**EXERCISE TASK**
Extract, from the records beneath this instruction, each line that contains the word "detail".

**RAW DATA**
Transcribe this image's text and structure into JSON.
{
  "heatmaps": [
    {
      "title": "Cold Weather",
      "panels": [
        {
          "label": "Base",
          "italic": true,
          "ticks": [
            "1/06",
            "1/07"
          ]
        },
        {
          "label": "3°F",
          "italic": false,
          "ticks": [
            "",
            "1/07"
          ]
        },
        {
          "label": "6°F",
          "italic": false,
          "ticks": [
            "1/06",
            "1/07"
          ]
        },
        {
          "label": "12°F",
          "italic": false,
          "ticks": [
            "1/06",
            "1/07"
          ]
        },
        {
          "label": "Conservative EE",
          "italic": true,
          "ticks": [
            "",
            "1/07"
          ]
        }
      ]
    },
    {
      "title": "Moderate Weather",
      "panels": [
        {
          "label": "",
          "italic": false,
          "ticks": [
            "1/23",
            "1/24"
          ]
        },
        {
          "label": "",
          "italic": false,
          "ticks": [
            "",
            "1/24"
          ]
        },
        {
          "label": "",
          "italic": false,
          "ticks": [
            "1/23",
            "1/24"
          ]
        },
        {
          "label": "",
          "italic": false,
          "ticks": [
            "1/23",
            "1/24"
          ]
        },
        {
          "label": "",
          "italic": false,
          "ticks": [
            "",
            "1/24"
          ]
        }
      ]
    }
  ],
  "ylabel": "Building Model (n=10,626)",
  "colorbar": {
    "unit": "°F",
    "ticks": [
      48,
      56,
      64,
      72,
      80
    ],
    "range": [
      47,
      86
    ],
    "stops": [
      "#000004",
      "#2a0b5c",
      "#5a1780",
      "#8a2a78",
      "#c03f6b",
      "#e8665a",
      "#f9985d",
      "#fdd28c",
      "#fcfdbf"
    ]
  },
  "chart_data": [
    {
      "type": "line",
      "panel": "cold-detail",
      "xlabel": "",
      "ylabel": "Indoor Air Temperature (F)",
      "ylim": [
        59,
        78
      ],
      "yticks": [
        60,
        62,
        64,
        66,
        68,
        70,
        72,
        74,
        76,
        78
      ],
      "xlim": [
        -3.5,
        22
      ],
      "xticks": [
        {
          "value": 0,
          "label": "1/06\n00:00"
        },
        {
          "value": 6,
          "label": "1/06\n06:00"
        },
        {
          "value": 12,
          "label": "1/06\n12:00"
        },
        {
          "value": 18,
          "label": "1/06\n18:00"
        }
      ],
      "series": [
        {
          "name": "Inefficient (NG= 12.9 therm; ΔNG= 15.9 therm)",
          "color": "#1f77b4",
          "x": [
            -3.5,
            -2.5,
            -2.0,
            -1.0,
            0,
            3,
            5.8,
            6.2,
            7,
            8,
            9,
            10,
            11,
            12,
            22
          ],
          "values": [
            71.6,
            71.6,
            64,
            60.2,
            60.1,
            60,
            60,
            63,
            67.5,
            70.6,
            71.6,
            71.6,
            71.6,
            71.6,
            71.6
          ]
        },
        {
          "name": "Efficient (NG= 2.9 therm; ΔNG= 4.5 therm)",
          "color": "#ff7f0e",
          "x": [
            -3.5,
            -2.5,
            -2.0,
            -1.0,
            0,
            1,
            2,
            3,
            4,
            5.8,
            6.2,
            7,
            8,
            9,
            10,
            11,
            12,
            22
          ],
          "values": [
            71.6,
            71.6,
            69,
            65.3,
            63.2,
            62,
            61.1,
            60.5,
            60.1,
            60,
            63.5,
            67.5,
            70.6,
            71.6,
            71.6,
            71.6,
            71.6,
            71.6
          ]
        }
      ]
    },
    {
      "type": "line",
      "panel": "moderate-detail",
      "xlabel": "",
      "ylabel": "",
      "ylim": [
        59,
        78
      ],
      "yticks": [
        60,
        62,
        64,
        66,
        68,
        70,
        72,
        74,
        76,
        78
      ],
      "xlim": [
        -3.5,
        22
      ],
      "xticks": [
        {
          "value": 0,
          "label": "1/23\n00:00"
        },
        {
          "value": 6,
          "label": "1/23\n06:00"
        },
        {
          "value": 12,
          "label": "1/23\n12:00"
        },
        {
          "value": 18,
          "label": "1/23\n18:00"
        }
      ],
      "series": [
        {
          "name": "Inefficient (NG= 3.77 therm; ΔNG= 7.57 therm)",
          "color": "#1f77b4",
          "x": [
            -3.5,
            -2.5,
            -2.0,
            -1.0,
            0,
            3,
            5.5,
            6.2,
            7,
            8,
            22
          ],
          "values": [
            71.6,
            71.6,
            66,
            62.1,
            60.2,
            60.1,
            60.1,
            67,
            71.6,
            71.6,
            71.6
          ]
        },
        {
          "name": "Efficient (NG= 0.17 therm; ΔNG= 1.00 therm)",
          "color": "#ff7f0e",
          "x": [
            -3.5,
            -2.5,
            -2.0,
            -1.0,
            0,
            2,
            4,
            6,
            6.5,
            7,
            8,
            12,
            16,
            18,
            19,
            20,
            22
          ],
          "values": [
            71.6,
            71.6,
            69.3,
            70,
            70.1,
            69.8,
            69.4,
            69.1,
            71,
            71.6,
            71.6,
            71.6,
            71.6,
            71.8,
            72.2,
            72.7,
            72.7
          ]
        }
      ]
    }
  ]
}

**RESULT FOR THIS TASK**
      "panel": "cold-detail",
      "panel": "moderate-detail",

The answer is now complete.